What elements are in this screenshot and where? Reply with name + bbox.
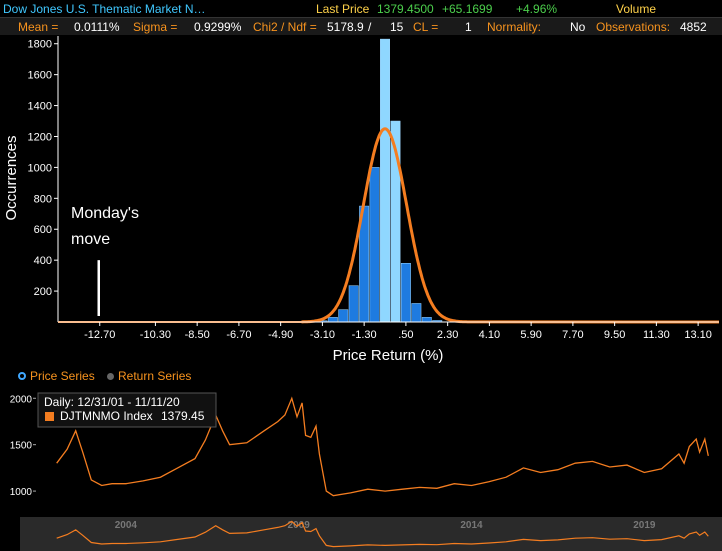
- tab-return-series-label: Return Series: [118, 369, 192, 383]
- security-header: Dow Jones U.S. Thematic Market N… Last P…: [0, 0, 722, 17]
- histogram-bar: [327, 317, 338, 323]
- last-price-value: 1379.4500: [377, 2, 434, 16]
- observations-value: 4852: [680, 20, 707, 34]
- price-y-tick-label: 1000: [10, 487, 33, 498]
- histogram-x-label: Price Return (%): [333, 347, 444, 364]
- cl-value: 1: [465, 20, 472, 34]
- histogram-y-tick-label: 1400: [28, 101, 52, 113]
- navigator-line: [56, 520, 709, 548]
- normality-label: Normality:: [487, 20, 542, 34]
- fit-curve-line: [301, 127, 720, 324]
- histogram-x-tick-label: 4.10: [479, 329, 500, 341]
- price-line: [56, 396, 709, 497]
- info-box-title: Daily: 12/31/01 - 11/11/20: [44, 395, 180, 409]
- histogram-x-tick-label: 5.90: [520, 329, 541, 341]
- radio-unselected-icon: [107, 372, 114, 380]
- normality-value: No: [570, 20, 586, 34]
- histogram-y-tick-label: 1000: [28, 162, 52, 174]
- histogram-y-tick-label: 400: [34, 255, 52, 267]
- mean-label: Mean =: [18, 20, 59, 34]
- histogram-x-tick-label: -1.30: [352, 329, 377, 341]
- histogram-bar: [348, 285, 359, 323]
- histogram-x-tick-label: 9.50: [604, 329, 625, 341]
- radio-selected-icon: [18, 372, 26, 380]
- annotation-line1: Monday's: [71, 205, 139, 222]
- histogram-x-tick-label: .50: [398, 329, 413, 341]
- series-tabs: Price Series Return Series: [0, 367, 722, 387]
- tab-return-series[interactable]: Return Series: [107, 369, 191, 383]
- histogram-y-tick-label: 600: [34, 224, 52, 236]
- mean-value: 0.0111%: [74, 20, 120, 34]
- histogram-y-axis: 200 400 600 800 1000 1200 1400 1600 1800: [28, 36, 59, 322]
- histogram-y-tick-label: 800: [34, 193, 52, 205]
- last-price-label: Last Price: [316, 2, 370, 16]
- security-name[interactable]: Dow Jones U.S. Thematic Market N…: [3, 2, 206, 16]
- histogram-x-tick-label: 13.10: [684, 329, 712, 341]
- histogram-y-label: Occurrences: [3, 135, 20, 220]
- histogram-x-tick-label: 7.70: [562, 329, 583, 341]
- histogram-x-tick-label: -6.70: [226, 329, 251, 341]
- volume-label: Volume: [616, 2, 657, 16]
- histogram-y-tick-label: 200: [34, 286, 52, 298]
- histogram-bar: [400, 263, 411, 323]
- chi2-label: Chi2 / Ndf =: [253, 20, 317, 34]
- histogram-y-tick-label: 1200: [28, 131, 52, 143]
- stats-bar: Mean = 0.0111% Sigma = 0.9299% Chi2 / Nd…: [0, 17, 722, 35]
- tab-price-series[interactable]: Price Series: [18, 369, 95, 383]
- histogram-x-tick-label: -10.30: [140, 329, 171, 341]
- histogram-y-tick-label: 1600: [28, 70, 52, 82]
- histogram-x-tick-label: 11.30: [643, 329, 670, 341]
- histogram-x-tick-label: -8.50: [185, 329, 210, 341]
- observations-label: Observations:: [596, 20, 671, 34]
- price-y-tick-label: 2000: [10, 394, 33, 405]
- histogram-bar: [411, 303, 422, 323]
- sigma-value: 0.9299%: [194, 20, 242, 34]
- price-y-tick-label: 1500: [10, 441, 33, 452]
- histogram-x-tick-label: -3.10: [310, 329, 335, 341]
- histogram-bar: [380, 38, 390, 323]
- histogram-x-tick-label: 2.30: [437, 329, 458, 341]
- chi2-value: 5178.9: [327, 20, 364, 34]
- histogram-x-axis: -12.70 -10.30 -8.50 -6.70 -4.90 -3.10 -1.30 .50…: [58, 321, 719, 341]
- histogram-x-tick-label: -4.90: [268, 329, 293, 341]
- histogram-bar: [421, 317, 432, 323]
- histogram-bar: [369, 167, 380, 323]
- histogram-x-tick-label: -12.70: [84, 329, 115, 341]
- price-x-tick-label: 2019: [633, 520, 656, 531]
- series-legend-swatch: [45, 412, 54, 421]
- sigma-label: Sigma =: [133, 20, 178, 34]
- series-legend-last: 1379.45: [161, 409, 205, 423]
- price-x-tick-label: 2004: [115, 520, 138, 531]
- price-change: +65.1699: [442, 2, 493, 16]
- histogram-bars: [317, 38, 443, 323]
- series-legend-name: DJTMNMO Index: [60, 409, 153, 423]
- tab-price-series-label: Price Series: [30, 369, 95, 383]
- price-change-pct: +4.96%: [516, 2, 558, 16]
- ndf-value: 15: [390, 20, 404, 34]
- annotation-line2: move: [71, 231, 110, 248]
- price-x-tick-label: 2014: [460, 520, 483, 531]
- info-box: [37, 392, 217, 428]
- chi2-slash: /: [368, 20, 372, 34]
- price-y-axis: 1000 1500 2000: [10, 394, 36, 498]
- histogram-y-tick-label: 1800: [28, 39, 52, 51]
- cl-label: CL =: [413, 20, 439, 34]
- histogram-bar: [338, 309, 349, 323]
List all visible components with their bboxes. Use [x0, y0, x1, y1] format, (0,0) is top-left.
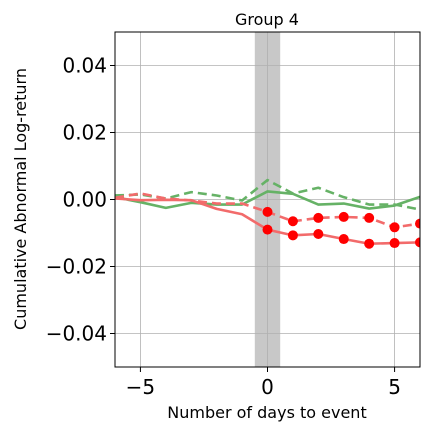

WORK INSTRUCTIONS —
Format everything from the line containing "- tab-return-series-label: Return" down to the line containing "- mean-label: Mean =: [18, 20, 59, 34]" as a JSON list of strings, one string per line, with blank lines left out.

COMPLETED EXERCISE —
[
  "- tab-return-series-label: Return Series: [118, 369, 192, 383]",
  "- security-header: Dow Jones U.S. Thematic Market N… Last P…: [0, 0, 722, 17]",
  "- histogram-bar: [327, 317, 338, 323]",
  "- last-price-value: 1379.4500: [377, 2, 434, 16]",
  "- observations-value: 4852: [680, 20, 707, 34]",
  "- price-y-tick-label: 1000: [10, 487, 33, 498]",
  "- histogram-x-label: Price Return (%): [333, 347, 444, 364]",
  "- cl-value: 1: [465, 20, 472, 34]",
  "- histogram-y-tick-label: 1400: [28, 101, 52, 113]",
  "- navigator-line: [56, 520, 709, 548]",
  "- normality-label: Normality:: [487, 20, 542, 34]",
  "- fit-curve-line: [301, 127, 720, 324]",
  "- histogram-x-tick-label: 4.10: [479, 329, 500, 341]",
  "- price-line: [56, 396, 709, 497]",
  "- info-box-title: Daily: 12/31/01 - 11/11/20: [44, 395, 180, 409]",
  "- histogram-x-tick-label: 5.90: [520, 329, 541, 341]",
  "- radio-unselected-icon: [107, 372, 114, 380]",
  "- normality-value: No: [570, 20, 586, 34]",
  "- histogram-y-tick-label: 1000: [28, 162, 52, 174]",
  "- histogram-y-tick-label: 400: [34, 255, 52, 267]",
  "- mean-label: Mean =: [18, 20, 59, 34]"
]